Quoted text.
Follow‑ups on the roadmap:
binary NUMERIC, JSONB/UUID/ARRAY binary,
pgJDBC simple‑mode nested casts, Describe for multi‑projection
SELECTs, Go pgx / Node Drizzle+Prisma smoke harnesses,
libpq pipeline mode, RETURNING,
CancelRequest action, GUC plumbing, pg_proc real function listing,
pg_stat_* runtime stats, TLS via SSLRequest, MD5 auth fallback, SCRAM
channel binding, per‑user privileges. Full list in
docs/USAGE.md §9 → Limitations.

Exercise description.
Reproduce the stretch of the roadmap follow-ups from "Follow‑ups on the" through "docs/USAGE.md §9 → Limitations.". The listing comes from a separate source.

Information provided.
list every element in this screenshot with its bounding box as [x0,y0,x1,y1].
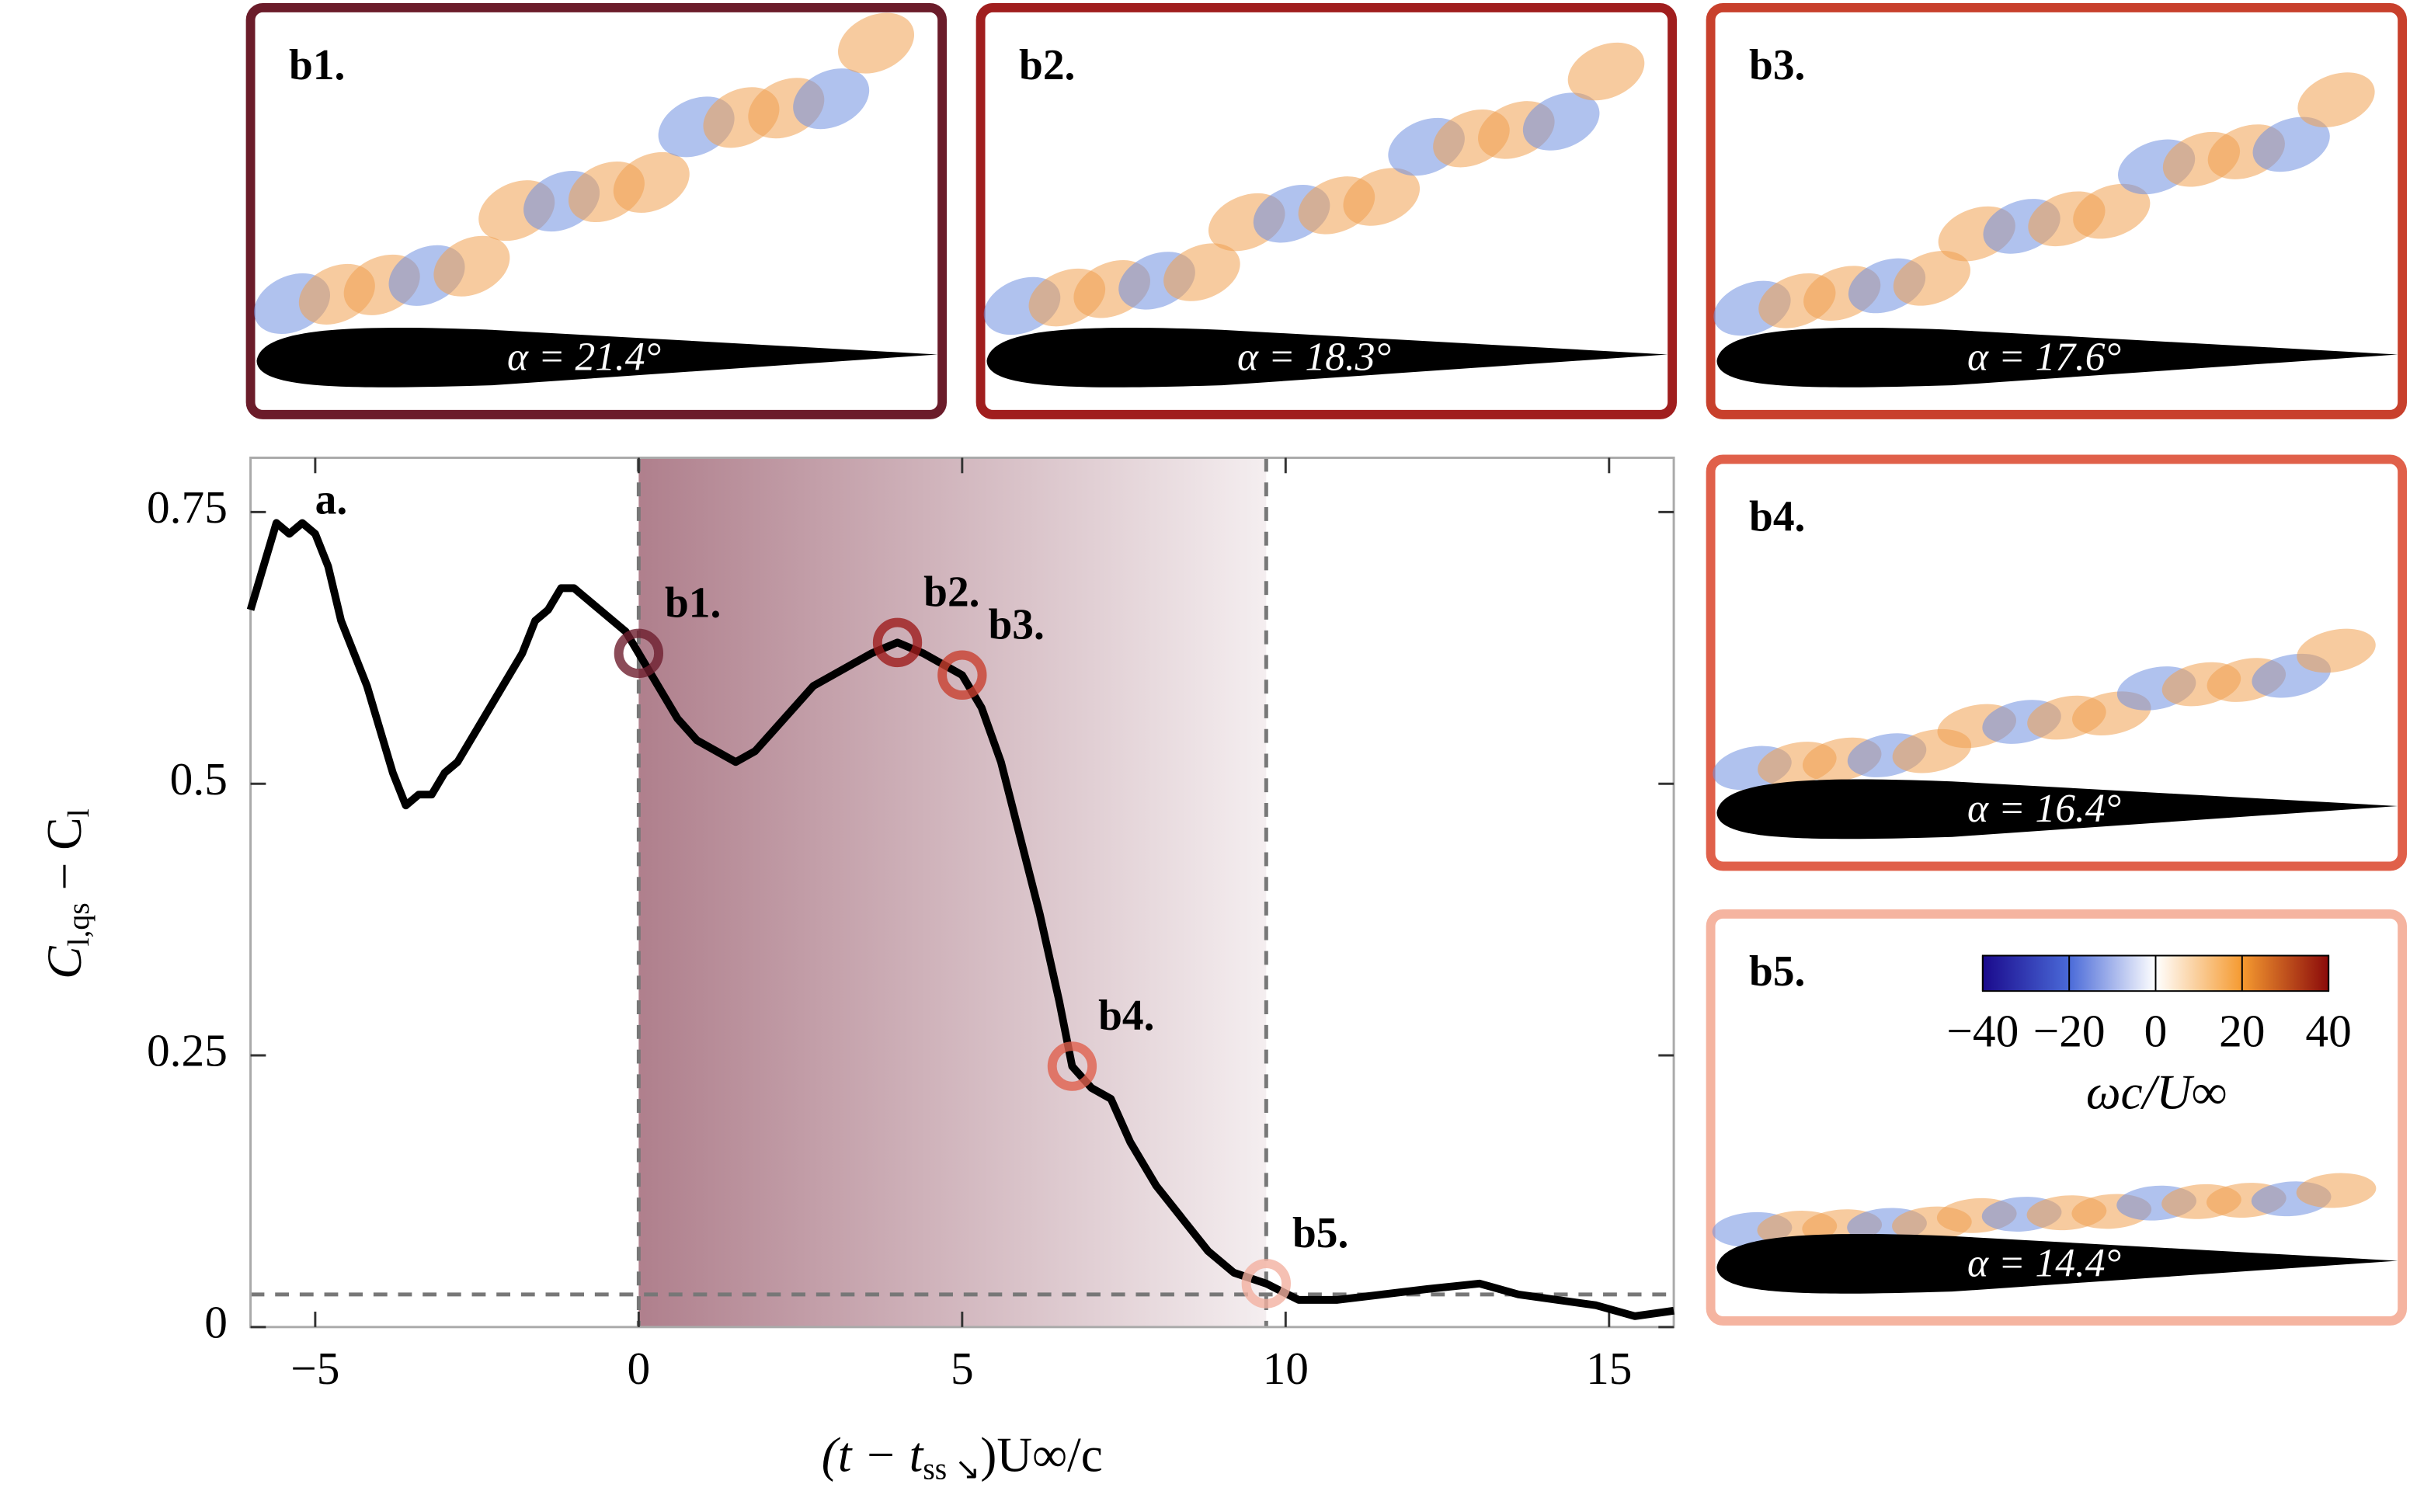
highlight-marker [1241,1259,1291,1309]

Correct answer.
Follow‑ups on the roadmap:
binary NUMERIC, JSONB/UUID/ARRAY binary,
pgJDBC simple‑mode nested casts, Describe for multi‑projection
SELECTs, Go pgx / Node Drizzle+Prisma smoke harnesses,
libpq pipeline mode, RETURNING,
CancelRequest action, GUC plumbing, pg_proc real function listing,
pg_stat_* runtime stats, TLS via SSLRequest, MD5 auth fallback, SCRAM
channel binding, per‑user privileges. Full list in
docs/USAGE.md §9 → Limitations.